_Given exercise_
Pull out each line of the records holding the string "Highest".

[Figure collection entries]
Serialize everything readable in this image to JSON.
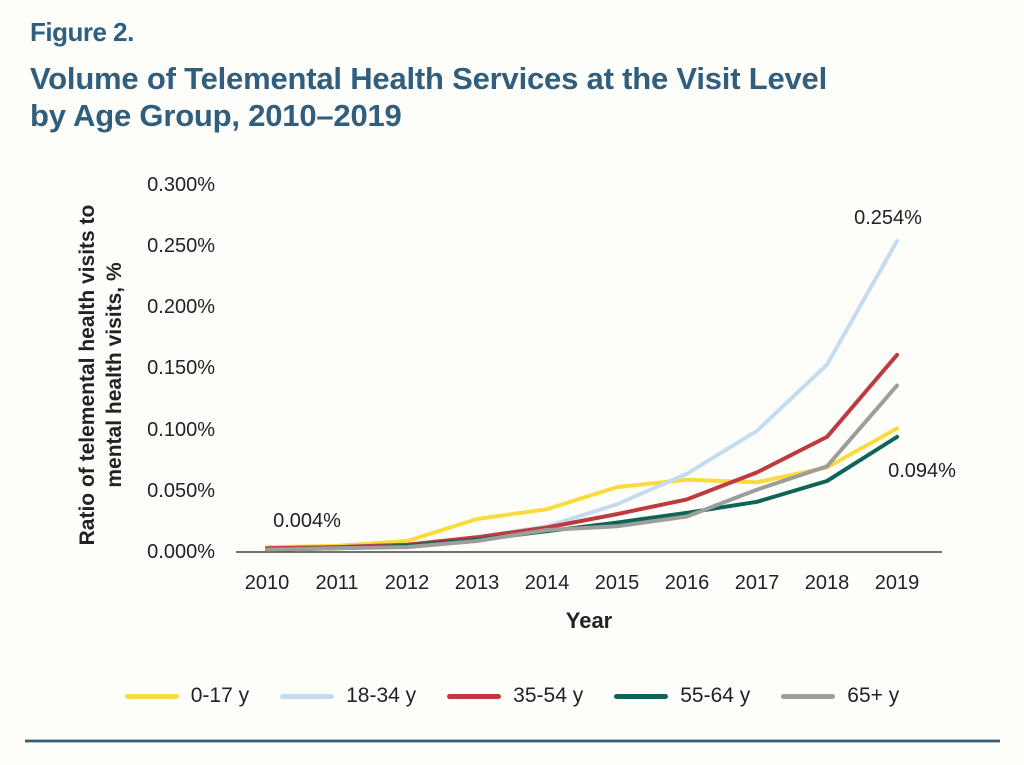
{
  "header": {
    "figure_label": "Figure 2.",
    "title_lines": [
      "Volume of Telemental Health Services at the Visit Level",
      "by Age Group, 2010–2019"
    ]
  },
  "chart_data": {
    "type": "line",
    "title": "Volume of Telemental Health Services at the Visit Level by Age Group, 2010–2019",
    "x": [
      2010,
      2011,
      2012,
      2013,
      2014,
      2015,
      2016,
      2017,
      2018,
      2019
    ],
    "xlabel": "Year",
    "ylabel": "Ratio of telemental health visits to mental health visits, %",
    "ylabel_lines": [
      "Ratio of telemental health visits to",
      "mental health visits, %"
    ],
    "ylim": [
      0,
      0.3
    ],
    "ytick_values": [
      0.0,
      0.05,
      0.1,
      0.15,
      0.2,
      0.25,
      0.3
    ],
    "ytick_labels": [
      "0.000%",
      "0.050%",
      "0.100%",
      "0.150%",
      "0.200%",
      "0.250%",
      "0.300%"
    ],
    "grid": false,
    "legend_position": "bottom",
    "series": [
      {
        "name": "0-17 y",
        "color": "#F9DC3C",
        "values": [
          0.004,
          0.005,
          0.009,
          0.027,
          0.035,
          0.053,
          0.059,
          0.057,
          0.069,
          0.101
        ]
      },
      {
        "name": "18-34 y",
        "color": "#C5DBEF",
        "values": [
          0.003,
          0.004,
          0.006,
          0.012,
          0.021,
          0.039,
          0.064,
          0.099,
          0.153,
          0.254
        ]
      },
      {
        "name": "35-54 y",
        "color": "#BE3A40",
        "values": [
          0.003,
          0.004,
          0.006,
          0.012,
          0.02,
          0.031,
          0.043,
          0.065,
          0.094,
          0.161
        ]
      },
      {
        "name": "55-64 y",
        "color": "#0E6557",
        "values": [
          0.002,
          0.003,
          0.005,
          0.01,
          0.017,
          0.024,
          0.032,
          0.041,
          0.058,
          0.094
        ]
      },
      {
        "name": "65+ y",
        "color": "#9D9D9B",
        "values": [
          0.002,
          0.003,
          0.004,
          0.009,
          0.018,
          0.021,
          0.029,
          0.051,
          0.07,
          0.136
        ]
      }
    ],
    "annotations": {
      "start": "0.004%",
      "peak": "0.254%",
      "end": "0.094%"
    },
    "axis_color": "#414042"
  }
}
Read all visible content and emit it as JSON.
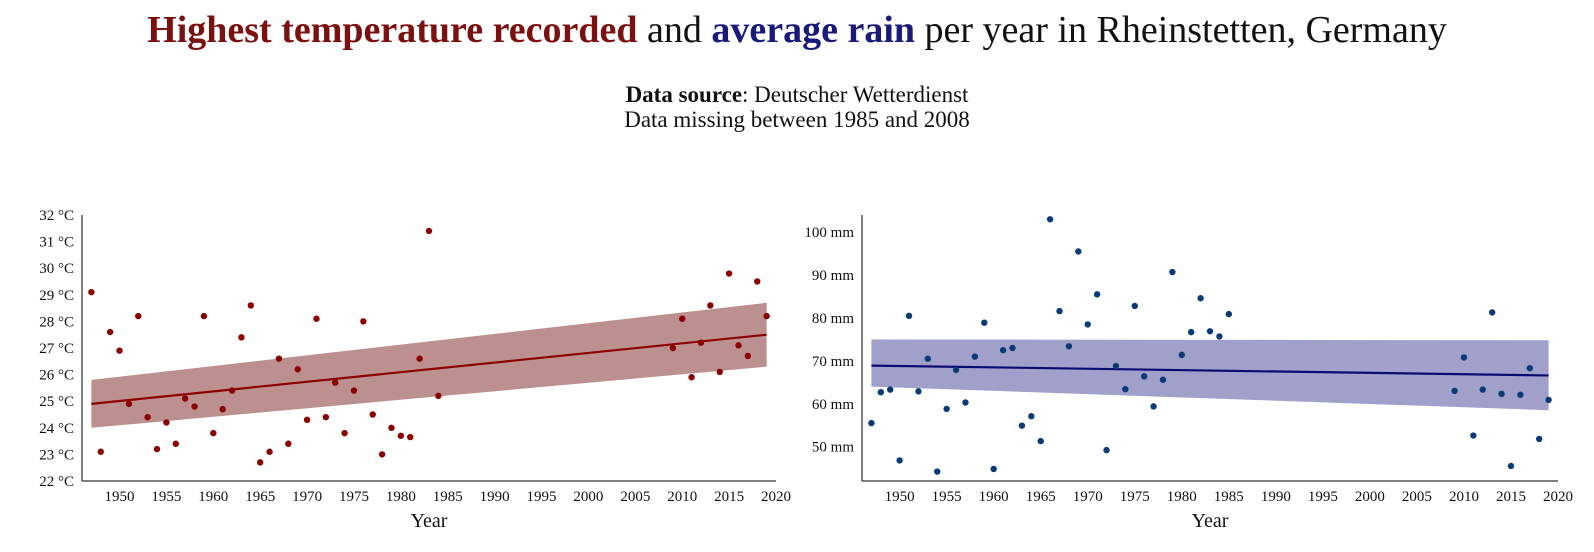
{
  "header": {
    "title_part1": "Highest temperature recorded",
    "title_part2": " and ",
    "title_part3": "average rain",
    "title_part4": " per year in Rheinstetten, Germany",
    "source_label": "Data source",
    "source_value": ": Deutscher Wetterdienst",
    "note": "Data missing between 1985 and 2008"
  },
  "colors": {
    "temperature": "#8b0000",
    "temperature_band": "#b98a8a",
    "rain": "#0b3a75",
    "rain_band": "#9b9bc8",
    "rain_line": "#0a0a70"
  },
  "chart_data": [
    {
      "type": "scatter",
      "title": "Highest temperature recorded",
      "xlabel": "Year",
      "ylabel": "",
      "xlim": [
        1946,
        2020
      ],
      "ylim": [
        22,
        32
      ],
      "xticks": [
        "1950",
        "1955",
        "1960",
        "1965",
        "1970",
        "1975",
        "1980",
        "1985",
        "1990",
        "1995",
        "2000",
        "2005",
        "2010",
        "2015",
        "2020"
      ],
      "yticks": [
        "22 °C",
        "23 °C",
        "24 °C",
        "25 °C",
        "26 °C",
        "27 °C",
        "28 °C",
        "29 °C",
        "30 °C",
        "31 °C",
        "32 °C"
      ],
      "grid": false,
      "series": [
        {
          "points": [
            [
              1947,
              29.1
            ],
            [
              1948,
              23.1
            ],
            [
              1949,
              27.6
            ],
            [
              1950,
              26.9
            ],
            [
              1951,
              24.9
            ],
            [
              1952,
              28.2
            ],
            [
              1953,
              24.4
            ],
            [
              1954,
              23.2
            ],
            [
              1955,
              24.2
            ],
            [
              1956,
              23.4
            ],
            [
              1957,
              25.1
            ],
            [
              1958,
              24.8
            ],
            [
              1959,
              28.2
            ],
            [
              1960,
              23.8
            ],
            [
              1961,
              24.7
            ],
            [
              1962,
              25.4
            ],
            [
              1963,
              27.4
            ],
            [
              1964,
              28.6
            ],
            [
              1965,
              22.7
            ],
            [
              1966,
              23.1
            ],
            [
              1967,
              26.6
            ],
            [
              1968,
              23.4
            ],
            [
              1969,
              26.2
            ],
            [
              1970,
              24.3
            ],
            [
              1971,
              28.1
            ],
            [
              1972,
              24.4
            ],
            [
              1973,
              25.7
            ],
            [
              1974,
              23.8
            ],
            [
              1975,
              25.4
            ],
            [
              1976,
              28.0
            ],
            [
              1977,
              24.5
            ],
            [
              1978,
              23.0
            ],
            [
              1979,
              24.0
            ],
            [
              1980,
              23.7
            ],
            [
              1981,
              23.65
            ],
            [
              1982,
              26.6
            ],
            [
              1983,
              31.4
            ],
            [
              1984,
              25.2
            ],
            [
              2009,
              27.0
            ],
            [
              2010,
              28.1
            ],
            [
              2011,
              25.9
            ],
            [
              2012,
              27.2
            ],
            [
              2013,
              28.6
            ],
            [
              2014,
              26.1
            ],
            [
              2015,
              29.8
            ],
            [
              2016,
              27.1
            ],
            [
              2017,
              26.7
            ],
            [
              2018,
              29.5
            ],
            [
              2019,
              28.2
            ]
          ]
        }
      ],
      "trend": {
        "from": [
          1947,
          24.9
        ],
        "to": [
          2019,
          27.5
        ]
      },
      "band": {
        "from": [
          1947,
          24.0,
          25.8
        ],
        "to": [
          2019,
          26.3,
          28.7
        ]
      }
    },
    {
      "type": "scatter",
      "title": "average rain",
      "xlabel": "Year",
      "ylabel": "",
      "xlim": [
        1946,
        2020
      ],
      "ylim": [
        42,
        104
      ],
      "xticks": [
        "1950",
        "1955",
        "1960",
        "1965",
        "1970",
        "1975",
        "1980",
        "1985",
        "1990",
        "1995",
        "2000",
        "2005",
        "2010",
        "2015",
        "2020"
      ],
      "yticks": [
        "50 mm",
        "60 mm",
        "70 mm",
        "80 mm",
        "90 mm",
        "100 mm"
      ],
      "grid": false,
      "series": [
        {
          "points": [
            [
              1947,
              55.5
            ],
            [
              1948,
              62.7
            ],
            [
              1949,
              63.3
            ],
            [
              1950,
              46.8
            ],
            [
              1951,
              80.5
            ],
            [
              1952,
              62.9
            ],
            [
              1953,
              70.5
            ],
            [
              1954,
              44.2
            ],
            [
              1955,
              58.8
            ],
            [
              1956,
              67.9
            ],
            [
              1957,
              60.3
            ],
            [
              1958,
              71.0
            ],
            [
              1959,
              78.9
            ],
            [
              1960,
              44.8
            ],
            [
              1961,
              72.5
            ],
            [
              1962,
              73.0
            ],
            [
              1963,
              54.9
            ],
            [
              1964,
              57.1
            ],
            [
              1965,
              51.3
            ],
            [
              1966,
              103.0
            ],
            [
              1967,
              81.6
            ],
            [
              1968,
              73.4
            ],
            [
              1969,
              95.5
            ],
            [
              1970,
              78.5
            ],
            [
              1971,
              85.5
            ],
            [
              1972,
              49.2
            ],
            [
              1973,
              68.8
            ],
            [
              1974,
              63.4
            ],
            [
              1975,
              82.8
            ],
            [
              1976,
              66.4
            ],
            [
              1977,
              59.4
            ],
            [
              1978,
              65.6
            ],
            [
              1979,
              90.7
            ],
            [
              1980,
              71.4
            ],
            [
              1981,
              76.7
            ],
            [
              1982,
              84.6
            ],
            [
              1983,
              76.9
            ],
            [
              1984,
              75.7
            ],
            [
              1985,
              80.9
            ],
            [
              2009,
              63.0
            ],
            [
              2010,
              70.8
            ],
            [
              2011,
              52.6
            ],
            [
              2012,
              63.3
            ],
            [
              2013,
              81.3
            ],
            [
              2014,
              62.3
            ],
            [
              2015,
              45.5
            ],
            [
              2016,
              62.1
            ],
            [
              2017,
              68.3
            ],
            [
              2018,
              51.8
            ],
            [
              2019,
              60.9
            ]
          ]
        }
      ],
      "trend": {
        "from": [
          1947,
          68.9
        ],
        "to": [
          2019,
          66.6
        ]
      },
      "band": {
        "from": [
          1947,
          64.0,
          75.0
        ],
        "to": [
          2019,
          58.5,
          74.8
        ]
      }
    }
  ]
}
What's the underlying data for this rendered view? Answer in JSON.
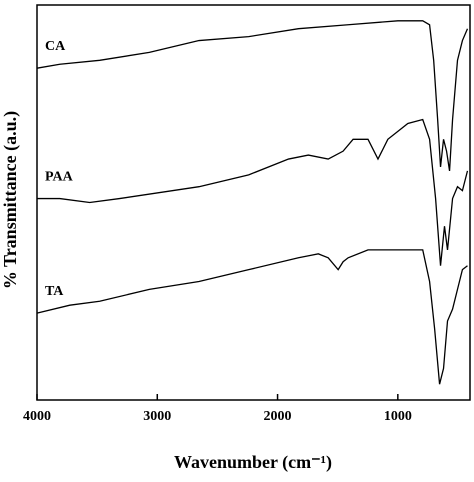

_Task solution_
    "title_part1": "Highest temperature recorded",
      "title": "Highest temperature recorded",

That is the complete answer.